Show, in full, each line of the data that contains "REQUIRED".

[Stored data]
-------------------------

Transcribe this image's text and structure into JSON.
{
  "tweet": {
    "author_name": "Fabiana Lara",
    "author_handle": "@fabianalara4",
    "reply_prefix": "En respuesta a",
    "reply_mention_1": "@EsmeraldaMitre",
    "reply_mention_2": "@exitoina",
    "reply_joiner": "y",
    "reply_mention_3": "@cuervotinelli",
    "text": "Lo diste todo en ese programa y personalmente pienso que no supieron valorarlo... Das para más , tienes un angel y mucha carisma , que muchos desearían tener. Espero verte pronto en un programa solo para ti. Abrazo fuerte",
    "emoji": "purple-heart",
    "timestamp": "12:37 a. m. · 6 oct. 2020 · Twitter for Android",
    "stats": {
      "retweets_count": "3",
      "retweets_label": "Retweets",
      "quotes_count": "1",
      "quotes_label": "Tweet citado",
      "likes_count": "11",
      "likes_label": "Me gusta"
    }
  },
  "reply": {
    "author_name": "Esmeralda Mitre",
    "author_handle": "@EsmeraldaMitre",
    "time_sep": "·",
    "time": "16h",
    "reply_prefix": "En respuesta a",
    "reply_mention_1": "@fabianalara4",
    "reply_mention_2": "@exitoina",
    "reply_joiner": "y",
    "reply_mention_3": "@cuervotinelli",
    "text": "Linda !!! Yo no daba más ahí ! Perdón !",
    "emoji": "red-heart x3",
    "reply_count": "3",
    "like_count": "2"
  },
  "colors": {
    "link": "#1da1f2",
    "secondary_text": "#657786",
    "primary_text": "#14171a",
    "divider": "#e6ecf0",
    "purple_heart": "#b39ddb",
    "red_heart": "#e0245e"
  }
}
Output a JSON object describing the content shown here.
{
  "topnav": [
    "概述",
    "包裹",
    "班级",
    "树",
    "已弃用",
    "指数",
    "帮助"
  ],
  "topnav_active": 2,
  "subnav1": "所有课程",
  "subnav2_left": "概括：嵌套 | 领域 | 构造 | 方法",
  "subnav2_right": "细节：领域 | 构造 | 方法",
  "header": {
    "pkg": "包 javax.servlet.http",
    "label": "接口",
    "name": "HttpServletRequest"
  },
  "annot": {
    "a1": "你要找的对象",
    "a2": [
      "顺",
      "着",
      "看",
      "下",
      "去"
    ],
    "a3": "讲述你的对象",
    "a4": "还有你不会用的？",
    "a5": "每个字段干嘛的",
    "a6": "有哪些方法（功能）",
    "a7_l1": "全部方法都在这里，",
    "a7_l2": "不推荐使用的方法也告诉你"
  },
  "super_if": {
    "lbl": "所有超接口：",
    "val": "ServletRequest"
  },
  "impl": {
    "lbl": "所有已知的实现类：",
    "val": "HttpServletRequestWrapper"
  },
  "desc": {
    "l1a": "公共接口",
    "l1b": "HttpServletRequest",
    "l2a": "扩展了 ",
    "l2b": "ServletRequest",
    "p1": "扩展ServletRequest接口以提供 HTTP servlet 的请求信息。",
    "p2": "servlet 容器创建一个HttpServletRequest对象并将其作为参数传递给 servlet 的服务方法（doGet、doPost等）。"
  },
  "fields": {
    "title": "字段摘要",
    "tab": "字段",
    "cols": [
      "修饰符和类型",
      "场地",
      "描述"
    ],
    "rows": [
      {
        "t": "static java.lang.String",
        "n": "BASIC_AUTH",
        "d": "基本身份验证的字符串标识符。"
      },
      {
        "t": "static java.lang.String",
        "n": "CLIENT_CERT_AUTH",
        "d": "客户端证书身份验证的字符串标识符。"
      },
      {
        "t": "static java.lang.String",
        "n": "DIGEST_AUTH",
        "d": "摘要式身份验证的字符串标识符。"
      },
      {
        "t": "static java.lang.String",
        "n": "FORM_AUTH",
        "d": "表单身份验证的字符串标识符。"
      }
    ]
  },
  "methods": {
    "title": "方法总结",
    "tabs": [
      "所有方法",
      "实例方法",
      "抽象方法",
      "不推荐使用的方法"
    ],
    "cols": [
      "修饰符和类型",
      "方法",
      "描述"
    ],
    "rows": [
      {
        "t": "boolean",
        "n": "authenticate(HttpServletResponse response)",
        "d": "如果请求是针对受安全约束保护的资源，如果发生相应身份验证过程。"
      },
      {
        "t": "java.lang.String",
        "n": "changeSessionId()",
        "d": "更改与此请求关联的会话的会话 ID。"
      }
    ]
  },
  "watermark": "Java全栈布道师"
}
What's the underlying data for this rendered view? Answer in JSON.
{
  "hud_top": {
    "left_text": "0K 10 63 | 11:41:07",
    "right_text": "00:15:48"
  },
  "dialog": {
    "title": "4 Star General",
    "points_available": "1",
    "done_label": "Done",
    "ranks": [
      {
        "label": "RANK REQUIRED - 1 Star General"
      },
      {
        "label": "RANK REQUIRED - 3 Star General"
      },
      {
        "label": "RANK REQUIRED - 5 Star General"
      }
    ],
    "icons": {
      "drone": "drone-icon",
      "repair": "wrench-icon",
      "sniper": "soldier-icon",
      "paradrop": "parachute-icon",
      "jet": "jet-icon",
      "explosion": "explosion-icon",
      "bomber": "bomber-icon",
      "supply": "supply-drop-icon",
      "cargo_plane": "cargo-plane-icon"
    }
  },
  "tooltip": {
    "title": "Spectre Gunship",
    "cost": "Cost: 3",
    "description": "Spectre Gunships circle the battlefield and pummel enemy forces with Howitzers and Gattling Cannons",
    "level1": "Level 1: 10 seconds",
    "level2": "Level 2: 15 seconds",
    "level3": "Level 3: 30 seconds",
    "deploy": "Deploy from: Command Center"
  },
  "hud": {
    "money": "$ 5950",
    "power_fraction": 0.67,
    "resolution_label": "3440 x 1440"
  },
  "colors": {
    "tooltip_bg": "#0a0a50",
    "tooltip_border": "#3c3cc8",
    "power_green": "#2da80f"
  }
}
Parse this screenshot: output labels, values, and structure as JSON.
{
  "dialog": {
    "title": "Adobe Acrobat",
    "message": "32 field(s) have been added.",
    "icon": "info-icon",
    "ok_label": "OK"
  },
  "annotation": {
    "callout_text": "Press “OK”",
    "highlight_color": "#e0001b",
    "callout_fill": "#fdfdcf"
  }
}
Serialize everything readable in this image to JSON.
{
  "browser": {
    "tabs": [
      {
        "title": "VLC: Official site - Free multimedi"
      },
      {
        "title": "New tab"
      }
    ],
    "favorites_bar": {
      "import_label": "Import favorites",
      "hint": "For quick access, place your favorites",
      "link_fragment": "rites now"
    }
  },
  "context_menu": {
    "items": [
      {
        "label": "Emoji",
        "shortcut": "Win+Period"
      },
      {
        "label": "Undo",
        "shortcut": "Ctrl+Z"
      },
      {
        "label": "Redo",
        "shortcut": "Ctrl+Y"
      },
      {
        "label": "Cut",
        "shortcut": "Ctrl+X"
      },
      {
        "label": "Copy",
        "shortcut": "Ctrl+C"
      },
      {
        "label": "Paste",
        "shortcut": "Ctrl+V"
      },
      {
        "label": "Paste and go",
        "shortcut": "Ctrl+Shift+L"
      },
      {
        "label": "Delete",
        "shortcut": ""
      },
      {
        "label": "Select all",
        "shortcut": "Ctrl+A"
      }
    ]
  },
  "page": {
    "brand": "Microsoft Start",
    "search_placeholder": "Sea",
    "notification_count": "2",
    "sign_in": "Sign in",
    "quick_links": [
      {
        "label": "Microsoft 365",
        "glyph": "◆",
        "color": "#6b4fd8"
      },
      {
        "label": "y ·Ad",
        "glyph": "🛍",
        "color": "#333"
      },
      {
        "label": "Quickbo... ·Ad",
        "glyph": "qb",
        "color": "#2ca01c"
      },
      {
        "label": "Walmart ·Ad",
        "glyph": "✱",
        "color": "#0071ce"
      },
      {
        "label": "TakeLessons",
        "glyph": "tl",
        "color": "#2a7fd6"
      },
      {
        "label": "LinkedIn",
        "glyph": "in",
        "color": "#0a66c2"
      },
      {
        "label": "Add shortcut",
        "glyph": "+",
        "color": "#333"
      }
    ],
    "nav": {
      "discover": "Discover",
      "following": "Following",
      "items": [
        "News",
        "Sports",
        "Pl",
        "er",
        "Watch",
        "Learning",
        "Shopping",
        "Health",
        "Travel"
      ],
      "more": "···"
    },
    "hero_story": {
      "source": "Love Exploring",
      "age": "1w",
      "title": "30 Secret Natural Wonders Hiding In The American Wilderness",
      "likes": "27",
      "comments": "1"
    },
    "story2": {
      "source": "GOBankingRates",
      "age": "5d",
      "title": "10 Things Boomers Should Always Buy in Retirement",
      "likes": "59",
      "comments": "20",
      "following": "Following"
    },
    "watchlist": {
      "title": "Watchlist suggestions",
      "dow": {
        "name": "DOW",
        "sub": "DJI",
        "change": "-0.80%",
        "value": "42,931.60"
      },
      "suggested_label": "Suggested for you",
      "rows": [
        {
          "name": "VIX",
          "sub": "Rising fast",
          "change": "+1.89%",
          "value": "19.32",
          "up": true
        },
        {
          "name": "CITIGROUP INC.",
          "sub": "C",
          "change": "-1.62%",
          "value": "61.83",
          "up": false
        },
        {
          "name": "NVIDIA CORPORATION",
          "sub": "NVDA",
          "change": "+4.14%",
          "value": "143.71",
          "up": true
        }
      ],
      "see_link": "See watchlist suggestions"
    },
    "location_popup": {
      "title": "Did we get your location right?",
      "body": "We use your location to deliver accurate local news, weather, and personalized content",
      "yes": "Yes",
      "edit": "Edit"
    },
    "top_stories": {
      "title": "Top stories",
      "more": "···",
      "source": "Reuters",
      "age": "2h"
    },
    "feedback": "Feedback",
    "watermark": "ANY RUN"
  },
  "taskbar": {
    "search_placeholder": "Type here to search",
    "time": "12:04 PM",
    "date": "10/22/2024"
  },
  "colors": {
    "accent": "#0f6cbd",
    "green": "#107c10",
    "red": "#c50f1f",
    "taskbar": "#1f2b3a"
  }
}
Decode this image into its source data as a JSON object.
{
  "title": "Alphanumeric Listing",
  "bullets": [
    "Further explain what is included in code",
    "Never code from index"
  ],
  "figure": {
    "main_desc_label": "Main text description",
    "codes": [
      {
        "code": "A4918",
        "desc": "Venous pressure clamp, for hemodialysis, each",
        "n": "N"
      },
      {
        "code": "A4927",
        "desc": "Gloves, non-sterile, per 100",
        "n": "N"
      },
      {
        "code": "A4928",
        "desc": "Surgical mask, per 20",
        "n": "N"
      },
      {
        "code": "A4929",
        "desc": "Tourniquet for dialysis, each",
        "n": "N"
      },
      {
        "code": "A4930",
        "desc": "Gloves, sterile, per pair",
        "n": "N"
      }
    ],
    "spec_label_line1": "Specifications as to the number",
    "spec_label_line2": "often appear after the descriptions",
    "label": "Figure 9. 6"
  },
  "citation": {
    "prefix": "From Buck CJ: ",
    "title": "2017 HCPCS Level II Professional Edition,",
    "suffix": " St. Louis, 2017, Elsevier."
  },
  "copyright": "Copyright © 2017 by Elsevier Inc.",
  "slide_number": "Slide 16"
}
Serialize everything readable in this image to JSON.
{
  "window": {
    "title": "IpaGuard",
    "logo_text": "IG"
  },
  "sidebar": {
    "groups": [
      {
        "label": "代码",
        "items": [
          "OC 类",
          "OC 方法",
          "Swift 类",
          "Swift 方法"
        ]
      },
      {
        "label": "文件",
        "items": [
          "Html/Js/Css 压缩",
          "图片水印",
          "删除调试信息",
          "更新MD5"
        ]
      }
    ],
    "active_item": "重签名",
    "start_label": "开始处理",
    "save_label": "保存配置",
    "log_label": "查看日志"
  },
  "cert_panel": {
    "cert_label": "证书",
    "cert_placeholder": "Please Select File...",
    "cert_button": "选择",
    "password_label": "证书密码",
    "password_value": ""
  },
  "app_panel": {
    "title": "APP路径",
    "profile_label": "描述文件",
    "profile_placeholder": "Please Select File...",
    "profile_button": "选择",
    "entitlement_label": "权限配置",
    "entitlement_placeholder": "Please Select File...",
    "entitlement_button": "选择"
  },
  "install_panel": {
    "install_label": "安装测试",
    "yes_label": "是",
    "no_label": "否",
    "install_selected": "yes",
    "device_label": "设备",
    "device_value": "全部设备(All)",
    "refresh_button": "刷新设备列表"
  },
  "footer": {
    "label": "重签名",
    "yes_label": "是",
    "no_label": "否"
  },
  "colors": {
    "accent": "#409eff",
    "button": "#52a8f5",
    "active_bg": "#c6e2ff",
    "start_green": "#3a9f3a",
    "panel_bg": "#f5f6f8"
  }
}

-------------------------

● **Result of this task**:
        "label": "RANK REQUIRED - 1 Star General"
        "label": "RANK REQUIRED - 3 Star General"
        "label": "RANK REQUIRED - 5 Star General"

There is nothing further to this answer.